▸ GIVEN TASK
Copy all the material that follows, keeping every character the same.

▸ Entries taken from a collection
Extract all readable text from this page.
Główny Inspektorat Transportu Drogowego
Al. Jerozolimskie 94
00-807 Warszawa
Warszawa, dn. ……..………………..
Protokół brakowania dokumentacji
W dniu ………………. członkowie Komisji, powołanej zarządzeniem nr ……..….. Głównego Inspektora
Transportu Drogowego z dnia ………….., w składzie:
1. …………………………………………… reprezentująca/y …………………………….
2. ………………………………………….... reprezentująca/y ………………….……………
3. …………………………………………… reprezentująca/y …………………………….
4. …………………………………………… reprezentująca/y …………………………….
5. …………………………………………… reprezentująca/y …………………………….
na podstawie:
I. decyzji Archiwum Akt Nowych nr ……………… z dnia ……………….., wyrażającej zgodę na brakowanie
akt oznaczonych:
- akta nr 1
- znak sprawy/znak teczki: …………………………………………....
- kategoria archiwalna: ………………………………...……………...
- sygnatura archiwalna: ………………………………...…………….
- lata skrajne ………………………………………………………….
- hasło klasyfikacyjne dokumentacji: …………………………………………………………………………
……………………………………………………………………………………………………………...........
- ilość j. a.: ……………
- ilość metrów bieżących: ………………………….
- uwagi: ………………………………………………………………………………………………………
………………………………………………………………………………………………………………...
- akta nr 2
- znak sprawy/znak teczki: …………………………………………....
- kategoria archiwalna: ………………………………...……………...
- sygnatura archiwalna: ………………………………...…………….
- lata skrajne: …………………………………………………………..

▸ RESPONSE TO THE EXERCISE
Extract all readable text from this page.
Główny Inspektorat Transportu Drogowego
Al. Jerozolimskie 94
00-807 Warszawa
Warszawa, dn. ……..………………..
Protokół brakowania dokumentacji
W dniu ………………. członkowie Komisji, powołanej zarządzeniem nr ……..….. Głównego Inspektora
Transportu Drogowego z dnia ………….., w składzie:
1. …………………………………………… reprezentująca/y …………………………….
2. ………………………………………….... reprezentująca/y ………………….……………
3. …………………………………………… reprezentująca/y …………………………….
4. …………………………………………… reprezentująca/y …………………………….
5. …………………………………………… reprezentująca/y …………………………….
na podstawie:
I. decyzji Archiwum Akt Nowych nr ……………… z dnia ……………….., wyrażającej zgodę na brakowanie
akt oznaczonych:
- akta nr 1
- znak sprawy/znak teczki: …………………………………………....
- kategoria archiwalna: ………………………………...……………...
- sygnatura archiwalna: ………………………………...…………….
- lata skrajne ………………………………………………………….
- hasło klasyfikacyjne dokumentacji: …………………………………………………………………………
……………………………………………………………………………………………………………...........
- ilość j. a.: ……………
- ilość metrów bieżących: ………………………….
- uwagi: ………………………………………………………………………………………………………
………………………………………………………………………………………………………………...
- akta nr 2
- znak sprawy/znak teczki: …………………………………………....
- kategoria archiwalna: ………………………………...……………...
- sygnatura archiwalna: ………………………………...…………….
- lata skrajne: …………………………………………………………..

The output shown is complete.